* Excerpts from a dataset
*** Block opens ***
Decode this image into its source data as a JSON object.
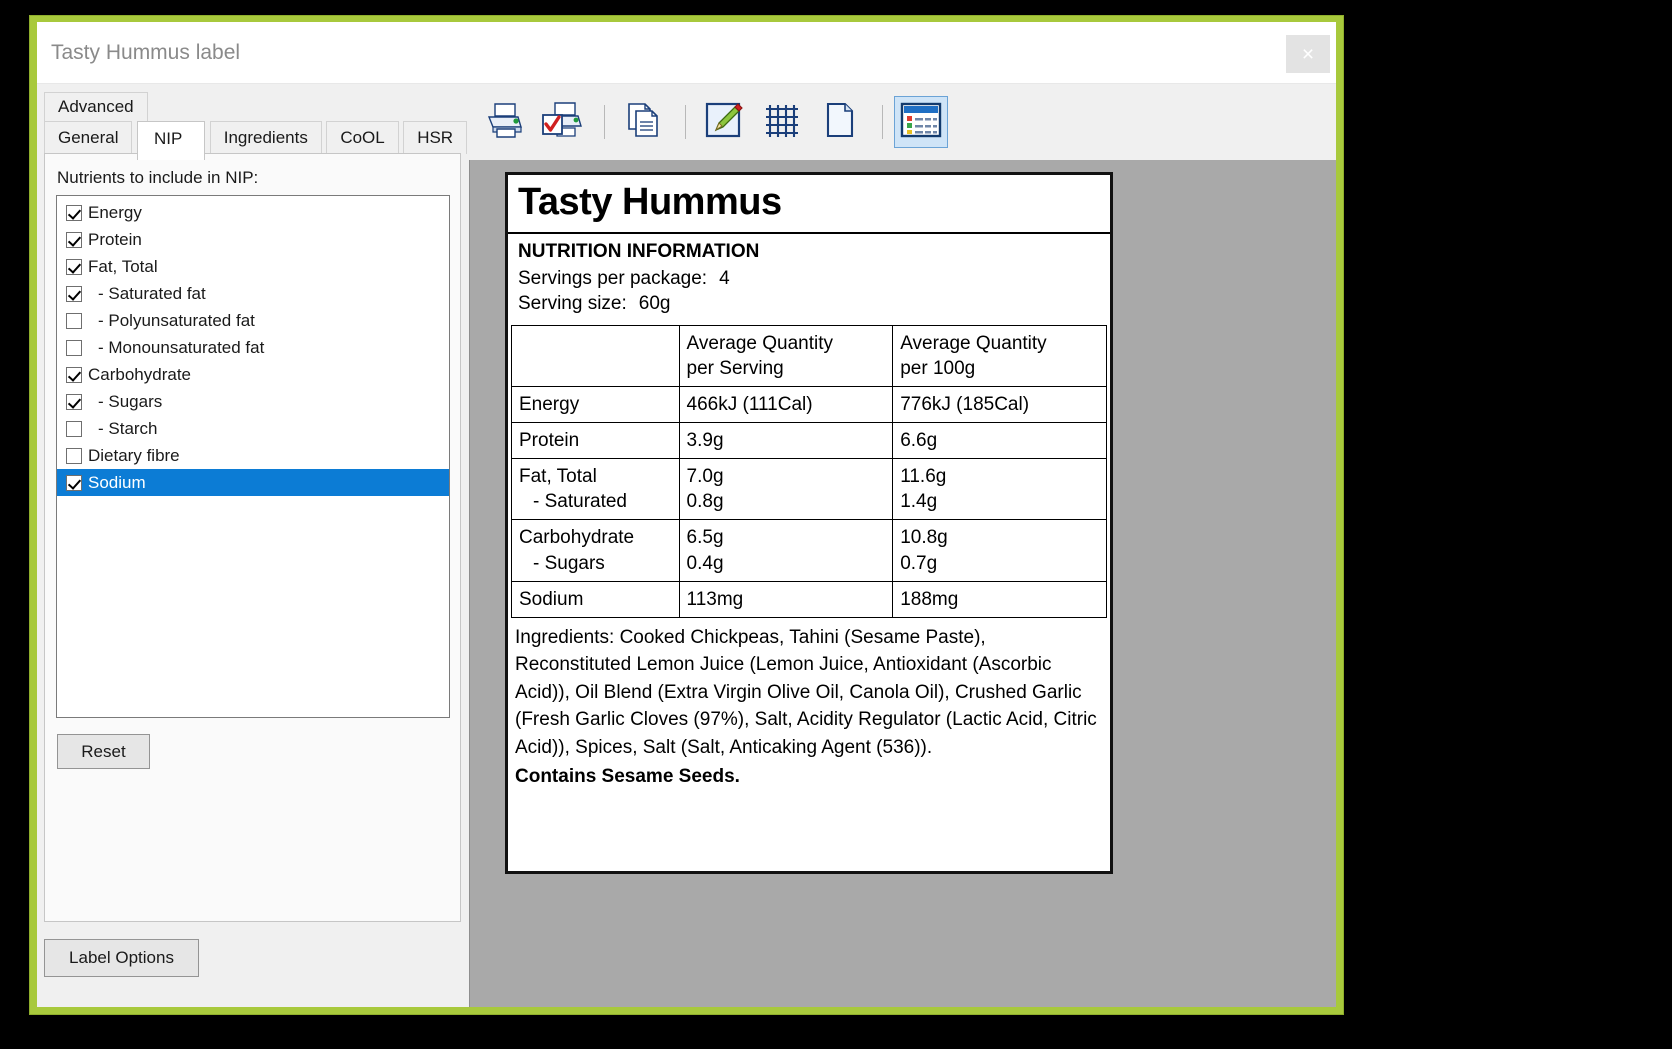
{
  "window": {
    "title": "Tasty Hummus label",
    "close_label": "×"
  },
  "tabs": {
    "top_row": [
      {
        "label": "Advanced",
        "active": false
      }
    ],
    "bottom_row": [
      {
        "label": "General",
        "active": false
      },
      {
        "label": "NIP",
        "active": true
      },
      {
        "label": "Ingredients",
        "active": false
      },
      {
        "label": "CoOL",
        "active": false
      },
      {
        "label": "HSR",
        "active": false
      }
    ]
  },
  "left_panel": {
    "group_label": "Nutrients to include in NIP:",
    "nutrients": [
      {
        "label": "Energy",
        "checked": true,
        "indent": false,
        "selected": false
      },
      {
        "label": "Protein",
        "checked": true,
        "indent": false,
        "selected": false
      },
      {
        "label": "Fat, Total",
        "checked": true,
        "indent": false,
        "selected": false
      },
      {
        "label": "- Saturated fat",
        "checked": true,
        "indent": true,
        "selected": false
      },
      {
        "label": "- Polyunsaturated fat",
        "checked": false,
        "indent": true,
        "selected": false
      },
      {
        "label": "- Monounsaturated fat",
        "checked": false,
        "indent": true,
        "selected": false
      },
      {
        "label": "Carbohydrate",
        "checked": true,
        "indent": false,
        "selected": false
      },
      {
        "label": "- Sugars",
        "checked": true,
        "indent": true,
        "selected": false
      },
      {
        "label": "- Starch",
        "checked": false,
        "indent": true,
        "selected": false
      },
      {
        "label": "Dietary fibre",
        "checked": false,
        "indent": false,
        "selected": false
      },
      {
        "label": "Sodium",
        "checked": true,
        "indent": false,
        "selected": true
      }
    ],
    "reset_label": "Reset",
    "label_options_label": "Label Options"
  },
  "toolbar": {
    "buttons": [
      {
        "name": "print-icon",
        "active": false
      },
      {
        "name": "print-preview-icon",
        "active": false
      },
      {
        "separator_after": true
      },
      {
        "name": "copy-icon",
        "active": false
      },
      {
        "separator_after": true
      },
      {
        "name": "edit-pencil-icon",
        "active": false
      },
      {
        "name": "grid-icon",
        "active": false
      },
      {
        "name": "new-page-icon",
        "active": false
      },
      {
        "separator_after": true
      },
      {
        "name": "details-view-icon",
        "active": true
      }
    ]
  },
  "label_preview": {
    "product_name": "Tasty Hummus",
    "nip_heading": "NUTRITION INFORMATION",
    "servings_per_package_label": "Servings per package:",
    "servings_per_package_value": "4",
    "serving_size_label": "Serving size:",
    "serving_size_value": "60g",
    "table": {
      "headers": [
        "",
        "Average Quantity\nper Serving",
        "Average Quantity\nper 100g"
      ],
      "header_col2_line1": "Average Quantity",
      "header_col2_line2": "per Serving",
      "header_col3_line1": "Average Quantity",
      "header_col3_line2": "per 100g",
      "rows": [
        {
          "name": "Energy",
          "sub": null,
          "per_serving": "466kJ (111Cal)",
          "sub_per_serving": null,
          "per_100g": "776kJ (185Cal)",
          "sub_per_100g": null
        },
        {
          "name": "Protein",
          "sub": null,
          "per_serving": "3.9g",
          "sub_per_serving": null,
          "per_100g": "6.6g",
          "sub_per_100g": null
        },
        {
          "name": "Fat, Total",
          "sub": "- Saturated",
          "per_serving": "7.0g",
          "sub_per_serving": "0.8g",
          "per_100g": "11.6g",
          "sub_per_100g": "1.4g"
        },
        {
          "name": "Carbohydrate",
          "sub": "- Sugars",
          "per_serving": "6.5g",
          "sub_per_serving": "0.4g",
          "per_100g": "10.8g",
          "sub_per_100g": "0.7g"
        },
        {
          "name": "Sodium",
          "sub": null,
          "per_serving": "113mg",
          "sub_per_serving": null,
          "per_100g": "188mg",
          "sub_per_100g": null
        }
      ]
    },
    "ingredients_text": "Ingredients: Cooked Chickpeas, Tahini (Sesame Paste), Reconstituted Lemon Juice (Lemon Juice, Antioxidant (Ascorbic Acid)), Oil Blend (Extra Virgin Olive Oil, Canola Oil), Crushed Garlic (Fresh Garlic Cloves (97%), Salt, Acidity Regulator (Lactic Acid, Citric Acid)), Spices, Salt (Salt, Anticaking Agent (536)).",
    "allergen_statement": "Contains Sesame Seeds."
  },
  "colors": {
    "frame_green": "#a8c93c",
    "selection_blue": "#0c7cd5",
    "toolbar_active": "#cfe4f7",
    "preview_background": "#a9a9a9"
  }
}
*** Block closes ***
* What you are asked to do
What is needed is an exact copy of every entry, with the pictures removed.

* Solution for this task
Decode this image into its source data as a JSON object.
{
  "window": {
    "title": "Tasty Hummus label",
    "close_label": "×"
  },
  "tabs": {
    "top_row": [
      {
        "label": "Advanced",
        "active": false
      }
    ],
    "bottom_row": [
      {
        "label": "General",
        "active": false
      },
      {
        "label": "NIP",
        "active": true
      },
      {
        "label": "Ingredients",
        "active": false
      },
      {
        "label": "CoOL",
        "active": false
      },
      {
        "label": "HSR",
        "active": false
      }
    ]
  },
  "left_panel": {
    "group_label": "Nutrients to include in NIP:",
    "nutrients": [
      {
        "label": "Energy",
        "checked": true,
        "indent": false,
        "selected": false
      },
      {
        "label": "Protein",
        "checked": true,
        "indent": false,
        "selected": false
      },
      {
        "label": "Fat, Total",
        "checked": true,
        "indent": false,
        "selected": false
      },
      {
        "label": "- Saturated fat",
        "checked": true,
        "indent": true,
        "selected": false
      },
      {
        "label": "- Polyunsaturated fat",
        "checked": false,
        "indent": true,
        "selected": false
      },
      {
        "label": "- Monounsaturated fat",
        "checked": false,
        "indent": true,
        "selected": false
      },
      {
        "label": "Carbohydrate",
        "checked": true,
        "indent": false,
        "selected": false
      },
      {
        "label": "- Sugars",
        "checked": true,
        "indent": true,
        "selected": false
      },
      {
        "label": "- Starch",
        "checked": false,
        "indent": true,
        "selected": false
      },
      {
        "label": "Dietary fibre",
        "checked": false,
        "indent": false,
        "selected": false
      },
      {
        "label": "Sodium",
        "checked": true,
        "indent": false,
        "selected": true
      }
    ],
    "reset_label": "Reset",
    "label_options_label": "Label Options"
  },
  "toolbar": {
    "buttons": [
      {
        "name": "print-icon",
        "active": false
      },
      {
        "name": "print-preview-icon",
        "active": false
      },
      {
        "separator_after": true
      },
      {
        "name": "copy-icon",
        "active": false
      },
      {
        "separator_after": true
      },
      {
        "name": "edit-pencil-icon",
        "active": false
      },
      {
        "name": "grid-icon",
        "active": false
      },
      {
        "name": "new-page-icon",
        "active": false
      },
      {
        "separator_after": true
      },
      {
        "name": "details-view-icon",
        "active": true
      }
    ]
  },
  "label_preview": {
    "product_name": "Tasty Hummus",
    "nip_heading": "NUTRITION INFORMATION",
    "servings_per_package_label": "Servings per package:",
    "servings_per_package_value": "4",
    "serving_size_label": "Serving size:",
    "serving_size_value": "60g",
    "table": {
      "headers": [
        "",
        "Average Quantity\nper Serving",
        "Average Quantity\nper 100g"
      ],
      "header_col2_line1": "Average Quantity",
      "header_col2_line2": "per Serving",
      "header_col3_line1": "Average Quantity",
      "header_col3_line2": "per 100g",
      "rows": [
        {
          "name": "Energy",
          "sub": null,
          "per_serving": "466kJ (111Cal)",
          "sub_per_serving": null,
          "per_100g": "776kJ (185Cal)",
          "sub_per_100g": null
        },
        {
          "name": "Protein",
          "sub": null,
          "per_serving": "3.9g",
          "sub_per_serving": null,
          "per_100g": "6.6g",
          "sub_per_100g": null
        },
        {
          "name": "Fat, Total",
          "sub": "- Saturated",
          "per_serving": "7.0g",
          "sub_per_serving": "0.8g",
          "per_100g": "11.6g",
          "sub_per_100g": "1.4g"
        },
        {
          "name": "Carbohydrate",
          "sub": "- Sugars",
          "per_serving": "6.5g",
          "sub_per_serving": "0.4g",
          "per_100g": "10.8g",
          "sub_per_100g": "0.7g"
        },
        {
          "name": "Sodium",
          "sub": null,
          "per_serving": "113mg",
          "sub_per_serving": null,
          "per_100g": "188mg",
          "sub_per_100g": null
        }
      ]
    },
    "ingredients_text": "Ingredients: Cooked Chickpeas, Tahini (Sesame Paste), Reconstituted Lemon Juice (Lemon Juice, Antioxidant (Ascorbic Acid)), Oil Blend (Extra Virgin Olive Oil, Canola Oil), Crushed Garlic (Fresh Garlic Cloves (97%), Salt, Acidity Regulator (Lactic Acid, Citric Acid)), Spices, Salt (Salt, Anticaking Agent (536)).",
    "allergen_statement": "Contains Sesame Seeds."
  },
  "colors": {
    "frame_green": "#a8c93c",
    "selection_blue": "#0c7cd5",
    "toolbar_active": "#cfe4f7",
    "preview_background": "#a9a9a9"
  }
}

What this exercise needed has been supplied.